Find the lines holding the word "luật" and collect them.

>> begin MATERIAL

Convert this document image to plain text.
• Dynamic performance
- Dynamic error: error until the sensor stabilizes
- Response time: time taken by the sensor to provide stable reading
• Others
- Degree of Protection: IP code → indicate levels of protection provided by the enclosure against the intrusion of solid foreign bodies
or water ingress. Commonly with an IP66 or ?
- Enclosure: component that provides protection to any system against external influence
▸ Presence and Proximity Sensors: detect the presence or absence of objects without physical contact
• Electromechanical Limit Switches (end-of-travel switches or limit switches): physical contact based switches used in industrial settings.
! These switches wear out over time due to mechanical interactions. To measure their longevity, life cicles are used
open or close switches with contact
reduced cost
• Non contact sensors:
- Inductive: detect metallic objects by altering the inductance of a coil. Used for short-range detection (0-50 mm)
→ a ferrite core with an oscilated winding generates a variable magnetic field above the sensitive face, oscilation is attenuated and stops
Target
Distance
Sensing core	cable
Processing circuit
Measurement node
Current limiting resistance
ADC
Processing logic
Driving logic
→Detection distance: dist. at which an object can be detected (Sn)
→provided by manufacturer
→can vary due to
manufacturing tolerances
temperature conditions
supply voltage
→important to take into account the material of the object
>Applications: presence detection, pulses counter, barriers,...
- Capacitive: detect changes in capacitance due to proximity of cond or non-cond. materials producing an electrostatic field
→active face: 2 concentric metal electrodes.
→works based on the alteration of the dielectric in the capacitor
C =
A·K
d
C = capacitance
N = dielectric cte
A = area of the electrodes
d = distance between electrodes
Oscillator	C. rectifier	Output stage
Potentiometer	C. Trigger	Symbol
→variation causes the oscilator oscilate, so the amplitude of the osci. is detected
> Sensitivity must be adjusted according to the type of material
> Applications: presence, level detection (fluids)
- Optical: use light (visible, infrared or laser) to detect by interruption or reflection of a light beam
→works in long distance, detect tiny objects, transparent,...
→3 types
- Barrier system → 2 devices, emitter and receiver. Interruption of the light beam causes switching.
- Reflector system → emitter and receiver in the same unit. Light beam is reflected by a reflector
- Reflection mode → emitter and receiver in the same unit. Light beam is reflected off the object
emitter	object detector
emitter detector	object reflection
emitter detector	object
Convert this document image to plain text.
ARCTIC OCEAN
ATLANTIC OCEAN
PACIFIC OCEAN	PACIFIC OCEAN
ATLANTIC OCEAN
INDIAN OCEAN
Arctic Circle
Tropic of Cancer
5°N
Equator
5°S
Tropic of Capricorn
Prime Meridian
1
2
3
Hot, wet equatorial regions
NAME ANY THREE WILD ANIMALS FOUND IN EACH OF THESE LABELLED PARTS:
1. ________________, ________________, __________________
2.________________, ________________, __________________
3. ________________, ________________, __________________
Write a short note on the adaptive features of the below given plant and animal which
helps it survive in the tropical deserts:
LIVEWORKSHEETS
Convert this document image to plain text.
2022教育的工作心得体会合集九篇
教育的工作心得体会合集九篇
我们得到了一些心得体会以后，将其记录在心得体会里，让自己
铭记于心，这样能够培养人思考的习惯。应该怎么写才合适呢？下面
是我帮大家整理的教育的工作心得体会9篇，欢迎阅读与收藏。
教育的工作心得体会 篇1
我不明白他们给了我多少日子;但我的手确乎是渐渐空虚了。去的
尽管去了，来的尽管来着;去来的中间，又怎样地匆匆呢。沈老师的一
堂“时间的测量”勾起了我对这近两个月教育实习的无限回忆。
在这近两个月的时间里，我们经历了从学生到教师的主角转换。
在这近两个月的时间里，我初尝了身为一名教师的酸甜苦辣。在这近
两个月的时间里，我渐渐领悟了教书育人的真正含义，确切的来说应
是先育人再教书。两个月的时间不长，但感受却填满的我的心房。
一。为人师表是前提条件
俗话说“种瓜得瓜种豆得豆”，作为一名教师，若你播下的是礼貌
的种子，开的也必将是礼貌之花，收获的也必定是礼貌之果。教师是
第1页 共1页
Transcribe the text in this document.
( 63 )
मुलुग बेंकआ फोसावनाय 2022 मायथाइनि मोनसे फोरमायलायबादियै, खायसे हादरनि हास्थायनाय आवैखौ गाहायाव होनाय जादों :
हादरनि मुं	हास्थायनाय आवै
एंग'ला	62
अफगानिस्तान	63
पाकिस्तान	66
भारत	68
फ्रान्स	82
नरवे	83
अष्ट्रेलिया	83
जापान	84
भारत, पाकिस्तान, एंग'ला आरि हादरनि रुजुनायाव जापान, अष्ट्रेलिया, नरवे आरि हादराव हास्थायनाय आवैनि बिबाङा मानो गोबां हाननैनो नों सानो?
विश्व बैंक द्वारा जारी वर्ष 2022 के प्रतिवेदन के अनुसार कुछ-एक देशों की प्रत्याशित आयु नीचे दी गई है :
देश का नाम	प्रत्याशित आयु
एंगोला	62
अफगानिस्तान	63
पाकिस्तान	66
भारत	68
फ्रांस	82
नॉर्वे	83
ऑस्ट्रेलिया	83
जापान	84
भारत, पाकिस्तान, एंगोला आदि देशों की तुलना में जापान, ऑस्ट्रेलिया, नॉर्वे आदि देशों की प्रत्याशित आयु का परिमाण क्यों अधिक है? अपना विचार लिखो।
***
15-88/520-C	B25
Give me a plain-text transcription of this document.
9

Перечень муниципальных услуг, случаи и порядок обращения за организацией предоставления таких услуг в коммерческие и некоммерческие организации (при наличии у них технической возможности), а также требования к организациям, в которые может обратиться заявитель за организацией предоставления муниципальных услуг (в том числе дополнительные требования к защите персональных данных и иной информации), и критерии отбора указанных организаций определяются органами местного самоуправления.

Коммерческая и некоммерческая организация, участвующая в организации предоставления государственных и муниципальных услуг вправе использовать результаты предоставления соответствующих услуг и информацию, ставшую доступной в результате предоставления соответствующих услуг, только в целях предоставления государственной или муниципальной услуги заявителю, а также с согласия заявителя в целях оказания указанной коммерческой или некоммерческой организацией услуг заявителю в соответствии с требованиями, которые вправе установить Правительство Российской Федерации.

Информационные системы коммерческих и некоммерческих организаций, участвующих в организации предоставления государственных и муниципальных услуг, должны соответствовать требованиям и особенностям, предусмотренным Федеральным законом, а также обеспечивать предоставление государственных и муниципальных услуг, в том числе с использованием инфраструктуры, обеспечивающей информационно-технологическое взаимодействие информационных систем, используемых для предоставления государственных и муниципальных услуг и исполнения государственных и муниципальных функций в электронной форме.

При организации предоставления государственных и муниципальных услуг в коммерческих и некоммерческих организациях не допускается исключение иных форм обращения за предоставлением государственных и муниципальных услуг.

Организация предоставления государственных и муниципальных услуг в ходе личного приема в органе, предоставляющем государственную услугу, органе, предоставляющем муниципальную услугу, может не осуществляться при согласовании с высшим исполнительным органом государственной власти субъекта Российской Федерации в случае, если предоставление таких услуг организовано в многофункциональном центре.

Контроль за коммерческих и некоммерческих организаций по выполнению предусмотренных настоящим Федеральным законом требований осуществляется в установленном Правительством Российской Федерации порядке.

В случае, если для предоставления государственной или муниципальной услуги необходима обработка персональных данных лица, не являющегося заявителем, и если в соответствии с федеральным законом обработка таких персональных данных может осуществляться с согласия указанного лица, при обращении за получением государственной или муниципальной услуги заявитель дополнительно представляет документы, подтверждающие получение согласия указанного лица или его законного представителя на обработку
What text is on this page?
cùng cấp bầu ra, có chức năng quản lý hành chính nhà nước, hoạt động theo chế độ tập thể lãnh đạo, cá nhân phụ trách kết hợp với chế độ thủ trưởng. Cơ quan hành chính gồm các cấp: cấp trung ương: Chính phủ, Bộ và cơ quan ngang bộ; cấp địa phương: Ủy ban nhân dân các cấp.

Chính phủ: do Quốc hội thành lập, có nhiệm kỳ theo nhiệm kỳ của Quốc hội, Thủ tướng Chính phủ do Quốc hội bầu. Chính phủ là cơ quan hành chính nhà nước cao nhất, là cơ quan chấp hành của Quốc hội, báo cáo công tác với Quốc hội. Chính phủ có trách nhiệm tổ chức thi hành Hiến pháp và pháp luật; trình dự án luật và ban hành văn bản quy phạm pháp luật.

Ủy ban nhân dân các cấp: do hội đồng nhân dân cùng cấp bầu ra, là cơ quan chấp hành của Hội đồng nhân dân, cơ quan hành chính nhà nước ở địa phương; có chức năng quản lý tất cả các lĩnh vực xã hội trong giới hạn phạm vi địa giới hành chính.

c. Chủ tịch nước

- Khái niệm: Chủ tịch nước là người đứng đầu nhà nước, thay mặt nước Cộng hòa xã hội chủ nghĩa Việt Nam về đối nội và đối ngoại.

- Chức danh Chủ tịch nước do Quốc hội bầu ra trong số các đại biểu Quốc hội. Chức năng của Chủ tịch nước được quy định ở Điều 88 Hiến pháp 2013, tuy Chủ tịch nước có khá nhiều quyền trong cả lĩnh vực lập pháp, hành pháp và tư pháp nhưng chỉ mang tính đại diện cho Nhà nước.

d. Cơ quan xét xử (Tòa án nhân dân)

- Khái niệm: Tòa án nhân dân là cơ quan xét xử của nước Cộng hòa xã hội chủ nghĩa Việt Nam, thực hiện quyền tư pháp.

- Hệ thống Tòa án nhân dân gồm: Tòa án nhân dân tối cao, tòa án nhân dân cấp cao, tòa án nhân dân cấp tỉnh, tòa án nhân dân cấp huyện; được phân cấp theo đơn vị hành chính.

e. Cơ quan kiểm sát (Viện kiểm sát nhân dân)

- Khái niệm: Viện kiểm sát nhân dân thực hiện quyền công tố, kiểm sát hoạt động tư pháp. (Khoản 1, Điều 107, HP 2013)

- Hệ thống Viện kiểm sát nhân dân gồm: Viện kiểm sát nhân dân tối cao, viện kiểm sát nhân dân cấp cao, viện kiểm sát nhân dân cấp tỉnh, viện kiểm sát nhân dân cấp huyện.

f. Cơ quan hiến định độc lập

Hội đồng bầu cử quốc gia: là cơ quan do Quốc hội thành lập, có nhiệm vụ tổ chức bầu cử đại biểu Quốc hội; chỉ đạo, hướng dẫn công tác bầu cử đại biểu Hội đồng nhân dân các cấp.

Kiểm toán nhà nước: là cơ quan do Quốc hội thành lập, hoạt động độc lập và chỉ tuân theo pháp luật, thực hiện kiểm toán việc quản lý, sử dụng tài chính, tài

>> end MATERIAL

» **FULL ANSWER**:
Chính phủ: do Quốc hội thành lập, có nhiệm kỳ theo nhiệm kỳ của Quốc hội, Thủ tướng Chính phủ do Quốc hội bầu. Chính phủ là cơ quan hành chính nhà nước cao nhất, là cơ quan chấp hành của Quốc hội, báo cáo công tác với Quốc hội. Chính phủ có trách nhiệm tổ chức thi hành Hiến pháp và pháp luật; trình dự án luật và ban hành văn bản quy phạm pháp luật.
Kiểm toán nhà nước: là cơ quan do Quốc hội thành lập, hoạt động độc lập và chỉ tuân theo pháp luật, thực hiện kiểm toán việc quản lý, sử dụng tài chính, tài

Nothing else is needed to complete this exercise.